**Directions for this task:** Return every line below as is, leaving out the pictures.

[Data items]
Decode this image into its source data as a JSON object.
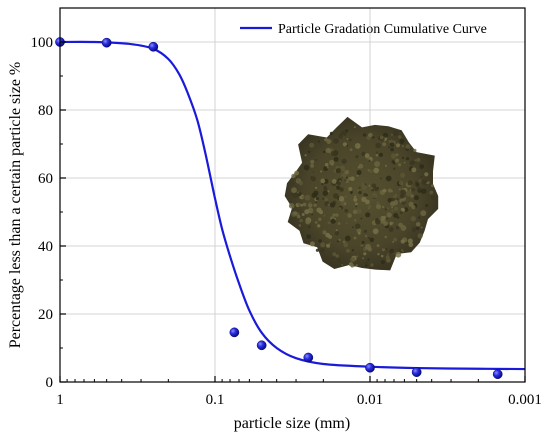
{
  "chart_data": {
    "type": "scatter",
    "title": "",
    "xlabel": "particle size (mm)",
    "ylabel": "Percentage less than a certain particle size %",
    "x_scale": "log",
    "x_reversed": true,
    "xlim": [
      1,
      0.001
    ],
    "ylim": [
      0,
      110
    ],
    "x_ticks": [
      1,
      0.1,
      0.01,
      0.001
    ],
    "x_tick_labels": [
      "1",
      "0.1",
      "0.01",
      "0.001"
    ],
    "y_ticks": [
      0,
      20,
      40,
      60,
      80,
      100
    ],
    "y_tick_labels": [
      "0",
      "20",
      "40",
      "60",
      "80",
      "100"
    ],
    "grid": true,
    "legend_position": "top-right",
    "series": [
      {
        "name": "Particle Gradation Cumulative Curve",
        "kind": "fitted-curve",
        "color": "#1a1adb",
        "x": [
          1,
          0.6,
          0.35,
          0.25,
          0.2,
          0.17,
          0.15,
          0.13,
          0.115,
          0.1,
          0.09,
          0.08,
          0.07,
          0.06,
          0.05,
          0.04,
          0.03,
          0.02,
          0.01,
          0.005,
          0.002,
          0.001
        ],
        "y": [
          100,
          100,
          99.4,
          98,
          95,
          90.5,
          85,
          77,
          67,
          54,
          45,
          37,
          29,
          21,
          14.5,
          10,
          7,
          5.3,
          4.5,
          4.1,
          3.9,
          3.8
        ]
      },
      {
        "name": "measured points",
        "kind": "points",
        "color": "#1a1adb",
        "x": [
          1,
          0.5,
          0.25,
          0.075,
          0.05,
          0.025,
          0.01,
          0.005,
          0.0015
        ],
        "y": [
          100,
          99.8,
          98.6,
          14.6,
          10.8,
          7.2,
          4.2,
          2.9,
          2.3
        ]
      }
    ]
  },
  "photo": {
    "subject": "soil-sample-photo",
    "color": "#4f4a30"
  }
}
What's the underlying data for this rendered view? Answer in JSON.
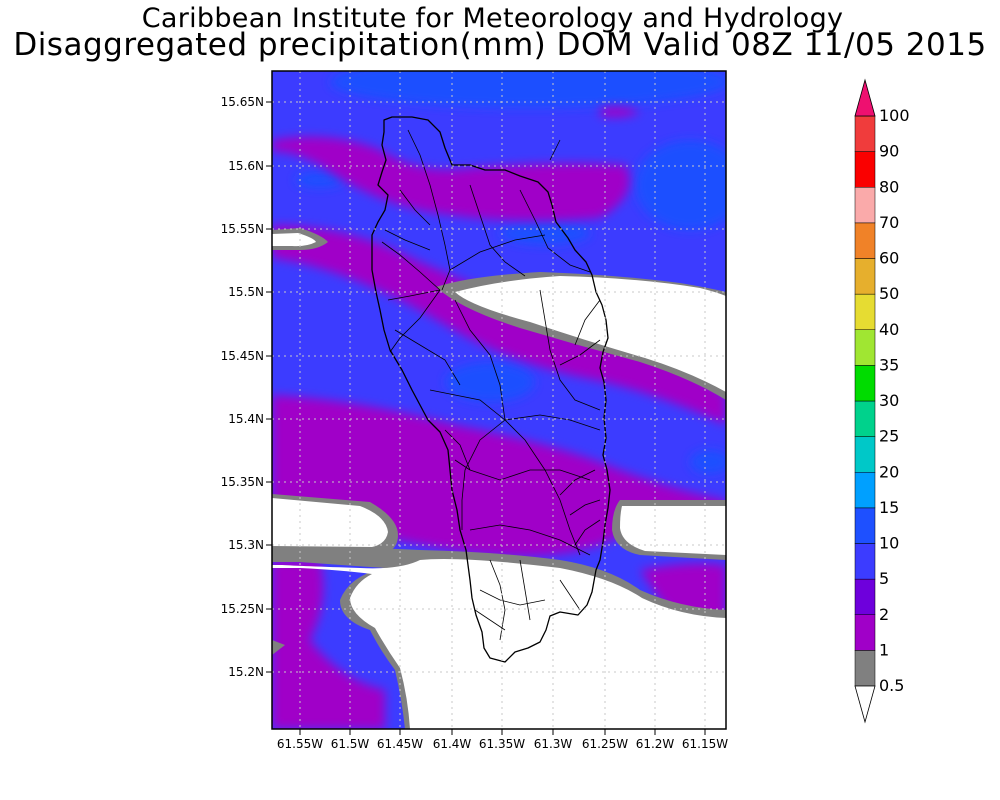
{
  "title": "Caribbean Institute for Meteorology and Hydrology",
  "subtitle": "Disaggregated precipitation(mm) DOM Valid 08Z 11/05 2015",
  "map": {
    "lat_labels": [
      "15.65N",
      "15.6N",
      "15.55N",
      "15.5N",
      "15.45N",
      "15.4N",
      "15.35N",
      "15.3N",
      "15.25N",
      "15.2N"
    ],
    "lon_labels": [
      "61.55W",
      "61.5W",
      "61.45W",
      "61.4W",
      "61.35W",
      "61.3W",
      "61.25W",
      "61.2W",
      "61.15W"
    ]
  },
  "legend": {
    "bins": [
      {
        "label": "0.5",
        "color": "#808080"
      },
      {
        "label": "1",
        "color": "#a000c8"
      },
      {
        "label": "2",
        "color": "#6e00dc"
      },
      {
        "label": "5",
        "color": "#3c3cff"
      },
      {
        "label": "10",
        "color": "#1e50ff"
      },
      {
        "label": "15",
        "color": "#00a0ff"
      },
      {
        "label": "20",
        "color": "#00c8c8"
      },
      {
        "label": "25",
        "color": "#00d28c"
      },
      {
        "label": "30",
        "color": "#00dc00"
      },
      {
        "label": "35",
        "color": "#a0e632"
      },
      {
        "label": "40",
        "color": "#e6dc32"
      },
      {
        "label": "50",
        "color": "#e6af2d"
      },
      {
        "label": "60",
        "color": "#f08228"
      },
      {
        "label": "70",
        "color": "#faaaaa"
      },
      {
        "label": "80",
        "color": "#fa0000"
      },
      {
        "label": "90",
        "color": "#f03c3c"
      },
      {
        "label": "100",
        "color": "#ee1070"
      }
    ],
    "under_color": "#ffffff"
  }
}
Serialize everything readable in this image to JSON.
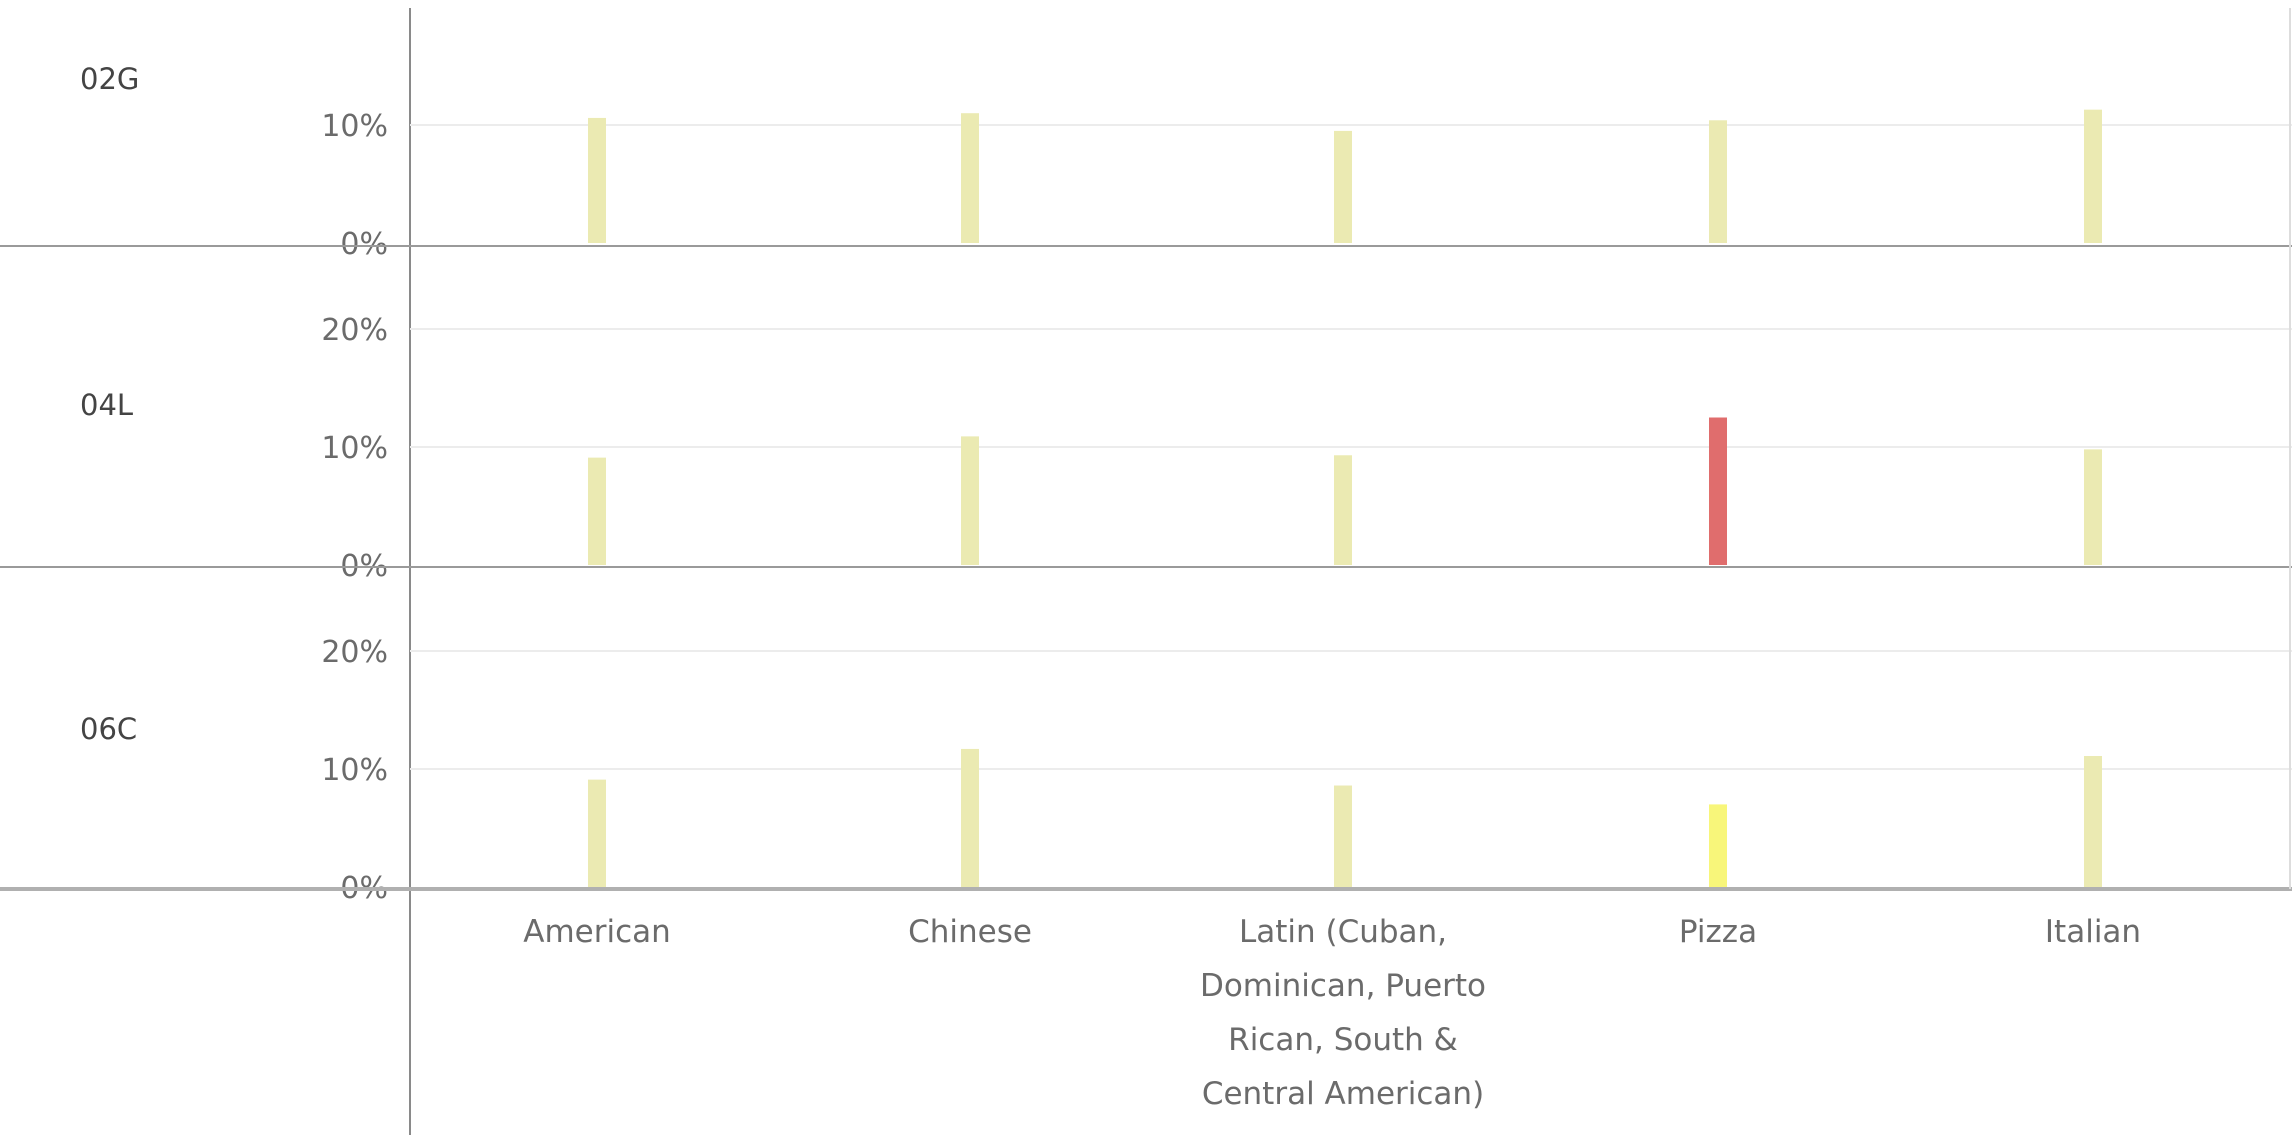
{
  "chart_data": {
    "type": "bar",
    "categories": [
      "American",
      "Chinese",
      "Latin (Cuban, Dominican, Puerto Rican, South & Central American)",
      "Pizza",
      "Italian"
    ],
    "category_lines": [
      [
        "American"
      ],
      [
        "Chinese"
      ],
      [
        "Latin (Cuban,",
        "Dominican, Puerto",
        "Rican, South &",
        "Central American)"
      ],
      [
        "Pizza"
      ],
      [
        "Italian"
      ]
    ],
    "panels": [
      {
        "name": "02G",
        "ticks": [
          "0%",
          "10%"
        ],
        "ylim": [
          0,
          16.5
        ],
        "values": [
          10.6,
          11.0,
          9.5,
          10.4,
          11.3
        ],
        "colors": [
          "#ebeab2",
          "#ebeab2",
          "#ebeab2",
          "#ebeab2",
          "#ebeab2"
        ]
      },
      {
        "name": "04L",
        "ticks": [
          "0%",
          "10%",
          "20%"
        ],
        "ylim": [
          0,
          22
        ],
        "values": [
          9.1,
          10.9,
          9.3,
          12.5,
          9.8
        ],
        "colors": [
          "#ebeab2",
          "#ebeab2",
          "#ebeab2",
          "#e06d6d",
          "#ebeab2"
        ]
      },
      {
        "name": "06C",
        "ticks": [
          "0%",
          "10%",
          "20%"
        ],
        "ylim": [
          0,
          22
        ],
        "values": [
          9.1,
          11.7,
          8.6,
          7.0,
          11.1
        ],
        "colors": [
          "#ebeab2",
          "#ebeab2",
          "#ebeab2",
          "#f8f67a",
          "#ebeab2"
        ]
      }
    ],
    "xlabel": "",
    "ylabel": "",
    "grid": true,
    "legend": "none"
  }
}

**The answer:**
Decode this image into its source data as a JSON object.
{
  "chart_data": {
    "type": "scatter",
    "title": "",
    "xlabel": "particle size (mm)",
    "ylabel": "Percentage less than a certain particle size %",
    "x_scale": "log",
    "x_reversed": true,
    "xlim": [
      1,
      0.001
    ],
    "ylim": [
      0,
      110
    ],
    "x_ticks": [
      1,
      0.1,
      0.01,
      0.001
    ],
    "x_tick_labels": [
      "1",
      "0.1",
      "0.01",
      "0.001"
    ],
    "y_ticks": [
      0,
      20,
      40,
      60,
      80,
      100
    ],
    "y_tick_labels": [
      "0",
      "20",
      "40",
      "60",
      "80",
      "100"
    ],
    "grid": true,
    "legend_position": "top-right",
    "series": [
      {
        "name": "Particle Gradation Cumulative Curve",
        "kind": "fitted-curve",
        "color": "#1a1adb",
        "x": [
          1,
          0.6,
          0.35,
          0.25,
          0.2,
          0.17,
          0.15,
          0.13,
          0.115,
          0.1,
          0.09,
          0.08,
          0.07,
          0.06,
          0.05,
          0.04,
          0.03,
          0.02,
          0.01,
          0.005,
          0.002,
          0.001
        ],
        "y": [
          100,
          100,
          99.4,
          98,
          95,
          90.5,
          85,
          77,
          67,
          54,
          45,
          37,
          29,
          21,
          14.5,
          10,
          7,
          5.3,
          4.5,
          4.1,
          3.9,
          3.8
        ]
      },
      {
        "name": "measured points",
        "kind": "points",
        "color": "#1a1adb",
        "x": [
          1,
          0.5,
          0.25,
          0.075,
          0.05,
          0.025,
          0.01,
          0.005,
          0.0015
        ],
        "y": [
          100,
          99.8,
          98.6,
          14.6,
          10.8,
          7.2,
          4.2,
          2.9,
          2.3
        ]
      }
    ]
  },
  "photo": {
    "subject": "soil-sample-photo",
    "color": "#4f4a30"
  }
}
What's the underlying data for this rendered view? Answer in JSON.
{
  "title": "Caribbean Institute for Meteorology and Hydrology",
  "subtitle": "Disaggregated precipitation(mm) DOM Valid 08Z 11/05 2015",
  "map": {
    "lat_labels": [
      "15.65N",
      "15.6N",
      "15.55N",
      "15.5N",
      "15.45N",
      "15.4N",
      "15.35N",
      "15.3N",
      "15.25N",
      "15.2N"
    ],
    "lon_labels": [
      "61.55W",
      "61.5W",
      "61.45W",
      "61.4W",
      "61.35W",
      "61.3W",
      "61.25W",
      "61.2W",
      "61.15W"
    ]
  },
  "legend": {
    "bins": [
      {
        "label": "0.5",
        "color": "#808080"
      },
      {
        "label": "1",
        "color": "#a000c8"
      },
      {
        "label": "2",
        "color": "#6e00dc"
      },
      {
        "label": "5",
        "color": "#3c3cff"
      },
      {
        "label": "10",
        "color": "#1e50ff"
      },
      {
        "label": "15",
        "color": "#00a0ff"
      },
      {
        "label": "20",
        "color": "#00c8c8"
      },
      {
        "label": "25",
        "color": "#00d28c"
      },
      {
        "label": "30",
        "color": "#00dc00"
      },
      {
        "label": "35",
        "color": "#a0e632"
      },
      {
        "label": "40",
        "color": "#e6dc32"
      },
      {
        "label": "50",
        "color": "#e6af2d"
      },
      {
        "label": "60",
        "color": "#f08228"
      },
      {
        "label": "70",
        "color": "#faaaaa"
      },
      {
        "label": "80",
        "color": "#fa0000"
      },
      {
        "label": "90",
        "color": "#f03c3c"
      },
      {
        "label": "100",
        "color": "#ee1070"
      }
    ],
    "under_color": "#ffffff"
  }
}
Serialize everything readable in this image to JSON.
{
  "chart_data": {
    "type": "bar",
    "categories": [
      "American",
      "Chinese",
      "Latin (Cuban, Dominican, Puerto Rican, South & Central American)",
      "Pizza",
      "Italian"
    ],
    "category_lines": [
      [
        "American"
      ],
      [
        "Chinese"
      ],
      [
        "Latin (Cuban,",
        "Dominican, Puerto",
        "Rican, South &",
        "Central American)"
      ],
      [
        "Pizza"
      ],
      [
        "Italian"
      ]
    ],
    "panels": [
      {
        "name": "02G",
        "ticks": [
          "0%",
          "10%"
        ],
        "ylim": [
          0,
          16.5
        ],
        "values": [
          10.6,
          11.0,
          9.5,
          10.4,
          11.3
        ],
        "colors": [
          "#ebeab2",
          "#ebeab2",
          "#ebeab2",
          "#ebeab2",
          "#ebeab2"
        ]
      },
      {
        "name": "04L",
        "ticks": [
          "0%",
          "10%",
          "20%"
        ],
        "ylim": [
          0,
          22
        ],
        "values": [
          9.1,
          10.9,
          9.3,
          12.5,
          9.8
        ],
        "colors": [
          "#ebeab2",
          "#ebeab2",
          "#ebeab2",
          "#e06d6d",
          "#ebeab2"
        ]
      },
      {
        "name": "06C",
        "ticks": [
          "0%",
          "10%",
          "20%"
        ],
        "ylim": [
          0,
          22
        ],
        "values": [
          9.1,
          11.7,
          8.6,
          7.0,
          11.1
        ],
        "colors": [
          "#ebeab2",
          "#ebeab2",
          "#ebeab2",
          "#f8f67a",
          "#ebeab2"
        ]
      }
    ],
    "xlabel": "",
    "ylabel": "",
    "grid": true,
    "legend": "none"
  }
}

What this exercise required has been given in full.